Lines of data
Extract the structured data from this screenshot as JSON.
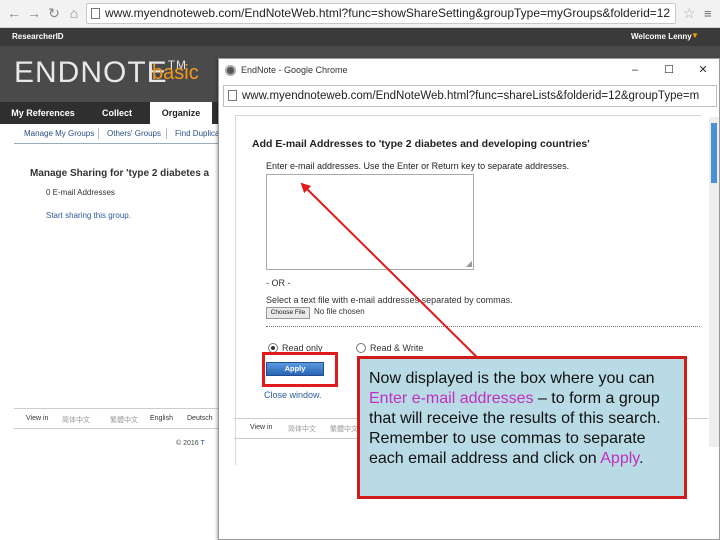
{
  "background_browser": {
    "url": "www.myendnoteweb.com/EndNoteWeb.html?func=showShareSetting&groupType=myGroups&folderid=12",
    "nav": {
      "back_icon": "arrow-left-icon",
      "forward_icon": "arrow-right-icon",
      "reload_icon": "reload-icon"
    }
  },
  "endnote": {
    "researcher_id": "ResearcherID",
    "welcome": "Welcome Lenny",
    "logo": "ENDNOTE",
    "logo_tm": "TM",
    "logo_basic": "basic",
    "tabs": [
      "My References",
      "Collect",
      "Organize"
    ],
    "active_tab": "Organize",
    "subtabs": [
      "Manage My Groups",
      "Others' Groups",
      "Find Duplica"
    ],
    "manage_title": "Manage Sharing for 'type 2 diabetes a",
    "email_count": "0 E-mail Addresses",
    "start_sharing": "Start sharing this group.",
    "footer_langs": [
      "View in",
      "简体中文",
      "繁體中文",
      "English",
      "Deutsch"
    ],
    "copyright": "© 2016",
    "copyright_link": "T"
  },
  "popup": {
    "window_title": "EndNote - Google Chrome",
    "controls": {
      "minimize": "–",
      "maximize": "☐",
      "close": "✕"
    },
    "url": "www.myendnoteweb.com/EndNoteWeb.html?func=shareLists&folderid=12&groupType=m",
    "heading": "Add E-mail Addresses to 'type 2 diabetes and developing countries'",
    "instruction": "Enter e-mail addresses. Use the Enter or Return key to separate addresses.",
    "or_divider": "- OR -",
    "select_file_label": "Select a text file with e-mail addresses separated by commas.",
    "choose_file_button": "Choose File",
    "no_file_text": "No file chosen",
    "permission_options": [
      {
        "label": "Read only",
        "checked": true
      },
      {
        "label": "Read & Write",
        "checked": false
      }
    ],
    "apply_button": "Apply",
    "close_window": "Close window.",
    "footer_langs": [
      "View in",
      "简体中文",
      "繁體中文"
    ]
  },
  "callout": {
    "text_before": "Now displayed is the box where you can ",
    "highlight_1": "Enter e-mail addresses",
    "text_middle": " – to form a group that will receive the results of this search.  Remember to use commas to separate each email address and click on ",
    "highlight_2": "Apply",
    "text_after": ".",
    "highlight_color": "#c02fbf",
    "border_color": "#d11b1b",
    "background_color": "#b9dbe6"
  },
  "colors": {
    "endnote_orange": "#f29a1f",
    "link_blue": "#2b5aa0",
    "annotation_red": "#e01b1b"
  }
}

● Written request
Using the listing above, show each line holding the string "commas".

● Completed task
    "select_file_label": "Select a text file with e-mail addresses separated by commas.",
    "text_middle": " – to form a group that will receive the results of this search.  Remember to use commas to separate each email address and click on ",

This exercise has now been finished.